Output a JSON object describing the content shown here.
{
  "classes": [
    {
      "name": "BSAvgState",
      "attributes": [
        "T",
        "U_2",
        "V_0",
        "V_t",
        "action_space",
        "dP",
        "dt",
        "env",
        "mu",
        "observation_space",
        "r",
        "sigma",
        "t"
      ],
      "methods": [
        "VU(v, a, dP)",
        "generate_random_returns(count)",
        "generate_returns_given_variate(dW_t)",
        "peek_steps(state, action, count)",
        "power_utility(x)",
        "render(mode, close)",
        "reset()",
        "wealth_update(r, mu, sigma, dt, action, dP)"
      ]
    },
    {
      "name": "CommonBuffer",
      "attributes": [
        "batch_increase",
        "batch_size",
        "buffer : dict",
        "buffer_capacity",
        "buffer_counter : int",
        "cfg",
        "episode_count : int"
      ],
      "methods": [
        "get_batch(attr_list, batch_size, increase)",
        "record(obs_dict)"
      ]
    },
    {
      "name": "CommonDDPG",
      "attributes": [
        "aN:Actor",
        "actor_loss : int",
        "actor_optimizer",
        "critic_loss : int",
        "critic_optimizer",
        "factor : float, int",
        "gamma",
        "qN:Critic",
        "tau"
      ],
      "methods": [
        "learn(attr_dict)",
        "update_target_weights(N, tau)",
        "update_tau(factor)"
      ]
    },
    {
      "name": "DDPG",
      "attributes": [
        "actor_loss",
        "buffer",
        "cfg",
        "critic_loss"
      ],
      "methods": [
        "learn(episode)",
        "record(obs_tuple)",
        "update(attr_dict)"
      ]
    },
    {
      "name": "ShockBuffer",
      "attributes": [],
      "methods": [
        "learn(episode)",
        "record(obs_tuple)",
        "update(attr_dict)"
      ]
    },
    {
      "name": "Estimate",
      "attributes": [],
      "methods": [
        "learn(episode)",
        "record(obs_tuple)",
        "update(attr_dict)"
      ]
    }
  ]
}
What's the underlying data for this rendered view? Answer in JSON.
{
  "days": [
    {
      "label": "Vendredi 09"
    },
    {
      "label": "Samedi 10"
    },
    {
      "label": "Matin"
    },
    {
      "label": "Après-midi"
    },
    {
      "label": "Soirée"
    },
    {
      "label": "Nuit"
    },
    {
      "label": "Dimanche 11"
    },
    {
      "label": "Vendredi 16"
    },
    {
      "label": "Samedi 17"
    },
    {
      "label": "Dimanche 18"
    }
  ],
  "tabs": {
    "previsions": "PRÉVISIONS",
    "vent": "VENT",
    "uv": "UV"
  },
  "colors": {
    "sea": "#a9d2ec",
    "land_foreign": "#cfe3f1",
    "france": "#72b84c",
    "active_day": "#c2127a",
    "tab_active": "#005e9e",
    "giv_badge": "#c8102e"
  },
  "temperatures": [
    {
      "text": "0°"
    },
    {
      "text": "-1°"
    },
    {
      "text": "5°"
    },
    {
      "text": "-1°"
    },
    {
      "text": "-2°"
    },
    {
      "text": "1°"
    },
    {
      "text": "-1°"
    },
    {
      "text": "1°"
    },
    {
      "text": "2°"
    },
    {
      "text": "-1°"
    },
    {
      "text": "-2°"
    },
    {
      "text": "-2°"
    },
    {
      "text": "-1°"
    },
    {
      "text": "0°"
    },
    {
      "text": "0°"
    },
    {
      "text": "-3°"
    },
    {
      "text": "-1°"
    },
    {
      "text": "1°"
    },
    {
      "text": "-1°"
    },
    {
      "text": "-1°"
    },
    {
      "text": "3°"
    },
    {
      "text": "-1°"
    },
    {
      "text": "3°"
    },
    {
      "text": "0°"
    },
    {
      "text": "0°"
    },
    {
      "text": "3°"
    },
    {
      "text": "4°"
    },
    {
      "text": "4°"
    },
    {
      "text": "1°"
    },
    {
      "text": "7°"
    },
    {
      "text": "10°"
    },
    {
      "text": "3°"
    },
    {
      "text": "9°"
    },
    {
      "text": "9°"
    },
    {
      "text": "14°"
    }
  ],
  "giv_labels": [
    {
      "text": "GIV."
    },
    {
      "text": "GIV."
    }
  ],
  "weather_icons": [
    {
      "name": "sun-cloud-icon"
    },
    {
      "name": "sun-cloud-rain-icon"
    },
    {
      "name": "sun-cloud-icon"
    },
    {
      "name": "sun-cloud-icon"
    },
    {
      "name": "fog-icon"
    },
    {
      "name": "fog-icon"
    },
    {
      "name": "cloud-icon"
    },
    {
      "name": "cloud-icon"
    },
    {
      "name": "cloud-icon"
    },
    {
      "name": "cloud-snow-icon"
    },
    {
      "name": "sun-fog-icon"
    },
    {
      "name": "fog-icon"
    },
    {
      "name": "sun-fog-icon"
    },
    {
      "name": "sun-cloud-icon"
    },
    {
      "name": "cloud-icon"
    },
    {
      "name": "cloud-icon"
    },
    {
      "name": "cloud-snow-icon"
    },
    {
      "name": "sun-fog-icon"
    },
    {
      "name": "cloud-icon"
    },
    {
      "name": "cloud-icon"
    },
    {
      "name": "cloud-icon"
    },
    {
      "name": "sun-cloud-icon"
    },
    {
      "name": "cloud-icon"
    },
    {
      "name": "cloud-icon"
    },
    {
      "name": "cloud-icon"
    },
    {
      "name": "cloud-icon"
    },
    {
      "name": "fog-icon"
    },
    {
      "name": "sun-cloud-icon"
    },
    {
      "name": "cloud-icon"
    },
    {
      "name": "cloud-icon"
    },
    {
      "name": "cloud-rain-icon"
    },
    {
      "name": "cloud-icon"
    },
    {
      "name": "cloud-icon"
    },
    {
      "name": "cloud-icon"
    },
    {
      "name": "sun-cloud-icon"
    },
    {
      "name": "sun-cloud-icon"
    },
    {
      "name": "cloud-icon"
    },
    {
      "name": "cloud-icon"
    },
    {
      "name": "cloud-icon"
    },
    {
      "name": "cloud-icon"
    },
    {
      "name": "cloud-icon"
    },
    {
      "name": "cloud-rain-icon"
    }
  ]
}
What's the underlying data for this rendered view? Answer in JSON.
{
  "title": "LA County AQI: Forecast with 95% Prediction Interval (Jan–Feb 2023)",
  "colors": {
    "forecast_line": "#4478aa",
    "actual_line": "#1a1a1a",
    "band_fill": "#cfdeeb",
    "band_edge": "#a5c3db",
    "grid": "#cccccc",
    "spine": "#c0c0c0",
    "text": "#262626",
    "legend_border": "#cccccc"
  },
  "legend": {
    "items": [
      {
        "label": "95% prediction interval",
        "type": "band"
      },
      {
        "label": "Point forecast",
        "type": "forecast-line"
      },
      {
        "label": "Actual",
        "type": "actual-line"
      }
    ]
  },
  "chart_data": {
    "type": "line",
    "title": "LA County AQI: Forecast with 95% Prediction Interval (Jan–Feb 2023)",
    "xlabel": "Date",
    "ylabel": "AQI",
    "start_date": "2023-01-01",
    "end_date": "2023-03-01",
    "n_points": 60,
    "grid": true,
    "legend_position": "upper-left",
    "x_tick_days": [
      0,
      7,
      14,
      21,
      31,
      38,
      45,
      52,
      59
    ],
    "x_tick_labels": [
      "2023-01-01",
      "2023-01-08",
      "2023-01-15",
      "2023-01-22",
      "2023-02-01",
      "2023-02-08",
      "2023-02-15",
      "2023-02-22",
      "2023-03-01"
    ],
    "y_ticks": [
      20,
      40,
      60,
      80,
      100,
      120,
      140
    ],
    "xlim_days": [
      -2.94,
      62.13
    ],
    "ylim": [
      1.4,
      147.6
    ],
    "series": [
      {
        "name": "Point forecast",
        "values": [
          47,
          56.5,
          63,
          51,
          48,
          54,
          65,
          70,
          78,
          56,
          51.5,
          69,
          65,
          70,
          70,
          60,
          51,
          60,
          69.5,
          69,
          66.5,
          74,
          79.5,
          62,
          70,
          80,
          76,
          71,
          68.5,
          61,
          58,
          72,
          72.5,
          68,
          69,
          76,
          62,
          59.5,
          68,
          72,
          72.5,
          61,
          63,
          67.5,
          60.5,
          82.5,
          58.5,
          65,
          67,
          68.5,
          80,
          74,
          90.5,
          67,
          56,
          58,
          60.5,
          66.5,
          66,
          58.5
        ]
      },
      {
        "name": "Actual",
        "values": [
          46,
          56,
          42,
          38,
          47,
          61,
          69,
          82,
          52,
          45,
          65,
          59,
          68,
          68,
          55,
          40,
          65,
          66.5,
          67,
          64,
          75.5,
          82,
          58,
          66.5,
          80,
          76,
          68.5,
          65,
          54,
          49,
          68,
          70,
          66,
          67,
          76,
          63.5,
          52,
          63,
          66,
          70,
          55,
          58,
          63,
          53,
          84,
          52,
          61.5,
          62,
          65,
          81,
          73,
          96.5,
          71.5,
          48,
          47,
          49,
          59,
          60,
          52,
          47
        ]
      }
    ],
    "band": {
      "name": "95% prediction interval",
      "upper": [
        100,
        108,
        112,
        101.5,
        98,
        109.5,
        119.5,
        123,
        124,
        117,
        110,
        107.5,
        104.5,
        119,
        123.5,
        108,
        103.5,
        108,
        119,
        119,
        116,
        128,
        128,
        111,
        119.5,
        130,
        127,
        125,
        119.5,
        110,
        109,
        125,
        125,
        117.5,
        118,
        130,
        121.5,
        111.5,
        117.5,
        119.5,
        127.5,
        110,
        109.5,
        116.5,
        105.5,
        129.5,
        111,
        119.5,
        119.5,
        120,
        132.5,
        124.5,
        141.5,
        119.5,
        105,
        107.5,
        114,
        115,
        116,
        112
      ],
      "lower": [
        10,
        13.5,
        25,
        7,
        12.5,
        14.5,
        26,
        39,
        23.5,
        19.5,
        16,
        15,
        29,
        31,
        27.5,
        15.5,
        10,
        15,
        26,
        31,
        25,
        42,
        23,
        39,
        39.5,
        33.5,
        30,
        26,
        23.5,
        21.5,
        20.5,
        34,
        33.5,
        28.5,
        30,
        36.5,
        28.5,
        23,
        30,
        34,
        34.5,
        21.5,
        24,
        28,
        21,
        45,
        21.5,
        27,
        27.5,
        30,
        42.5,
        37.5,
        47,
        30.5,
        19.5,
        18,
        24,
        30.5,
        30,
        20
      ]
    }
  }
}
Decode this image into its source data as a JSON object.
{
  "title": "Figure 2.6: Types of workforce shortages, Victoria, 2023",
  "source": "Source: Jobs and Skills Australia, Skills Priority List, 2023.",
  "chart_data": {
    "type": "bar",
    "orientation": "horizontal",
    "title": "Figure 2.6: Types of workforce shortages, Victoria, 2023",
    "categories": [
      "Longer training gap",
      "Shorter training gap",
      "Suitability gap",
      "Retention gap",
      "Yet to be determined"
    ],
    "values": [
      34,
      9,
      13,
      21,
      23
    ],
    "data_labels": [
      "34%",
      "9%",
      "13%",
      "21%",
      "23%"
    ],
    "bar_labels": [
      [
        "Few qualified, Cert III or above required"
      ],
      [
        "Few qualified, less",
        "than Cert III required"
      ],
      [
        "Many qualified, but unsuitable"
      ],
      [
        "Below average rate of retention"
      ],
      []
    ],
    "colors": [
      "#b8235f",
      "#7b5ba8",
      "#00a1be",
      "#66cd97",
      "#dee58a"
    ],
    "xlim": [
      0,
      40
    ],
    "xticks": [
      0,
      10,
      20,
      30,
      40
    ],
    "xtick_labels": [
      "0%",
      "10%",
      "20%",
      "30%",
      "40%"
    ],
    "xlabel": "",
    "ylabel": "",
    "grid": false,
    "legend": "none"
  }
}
━━━━━━
** Aim **
Work through the data and report how many of its lines hold the word "sigma", giving only the figure.

** Worked answer **
2